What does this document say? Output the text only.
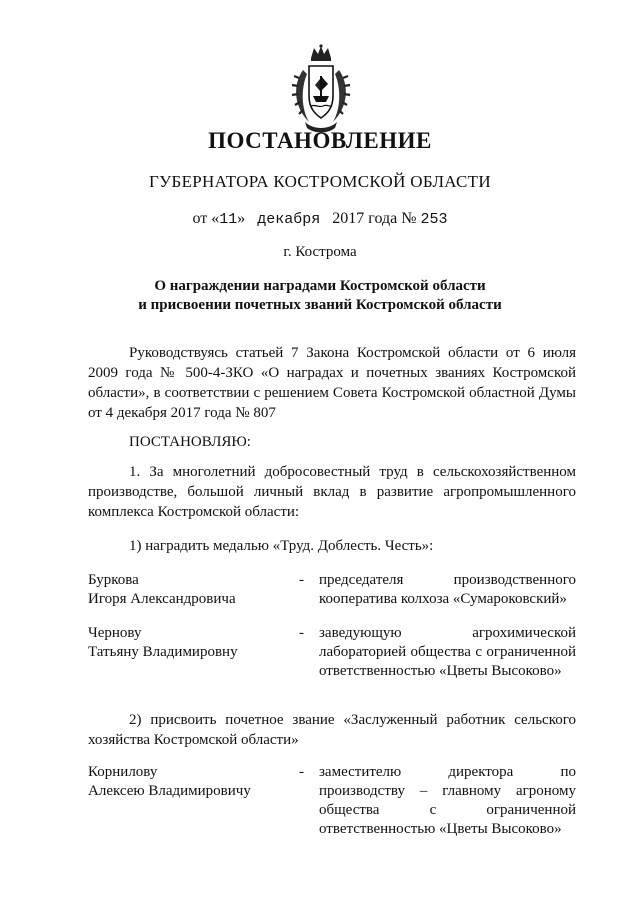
ПОСТАНОВЛЕНИЕ
ГУБЕРНАТОРА КОСТРОМСКОЙ ОБЛАСТИ
от «11» декабря 2017 года № 253
г. Кострома
О награждении наградами Костромской области
и присвоении почетных званий Костромской области
Руководствуясь статьей 7 Закона Костромской области от 6 июля 2009 года № 500-4-ЗКО «О наградах и почетных званиях Костромской области», в соответствии с решением Совета Костромской областной Думы от 4 декабря 2017 года № 807
ПОСТАНОВЛЯЮ:
1. За многолетний добросовестный труд в сельскохозяйственном производстве, большой личный вклад в развитие агропромышленного комплекса Костромской области:
1) наградить медалью «Труд. Доблесть. Честь»:
Буркова
Игоря Александровича
- председателя производственного кооператива колхоза «Сумароковский»
Чернову
Татьяну Владимировну
- заведующую агрохимической лабораторией общества с ограниченной ответственностью «Цветы Высоково»
2) присвоить почетное звание «Заслуженный работник сельского хозяйства Костромской области»
Корнилову
Алексею Владимировичу
- заместителю директора по производству – главному агроному общества с ограниченной ответственностью «Цветы Высоково»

• • •

What you have to do
All of the lines above should be retyped precisely, apart from the pictures.

Exercise solution
What does this document say? Output the text only.
ПОСТАНОВЛЕНИЕ
ГУБЕРНАТОРА КОСТРОМСКОЙ ОБЛАСТИ
от «11» декабря 2017 года № 253
г. Кострома
О награждении наградами Костромской области
и присвоении почетных званий Костромской области
Руководствуясь статьей 7 Закона Костромской области от 6 июля 2009 года № 500-4-ЗКО «О наградах и почетных званиях Костромской области», в соответствии с решением Совета Костромской областной Думы от 4 декабря 2017 года № 807
ПОСТАНОВЛЯЮ:
1. За многолетний добросовестный труд в сельскохозяйственном производстве, большой личный вклад в развитие агропромышленного комплекса Костромской области:
1) наградить медалью «Труд. Доблесть. Честь»:
Буркова
Игоря Александровича
- председателя производственного кооператива колхоза «Сумароковский»
Чернову
Татьяну Владимировну
- заведующую агрохимической лабораторией общества с ограниченной ответственностью «Цветы Высоково»
2) присвоить почетное звание «Заслуженный работник сельского хозяйства Костромской области»
Корнилову
Алексею Владимировичу
- заместителю директора по производству – главному агроному общества с ограниченной ответственностью «Цветы Высоково»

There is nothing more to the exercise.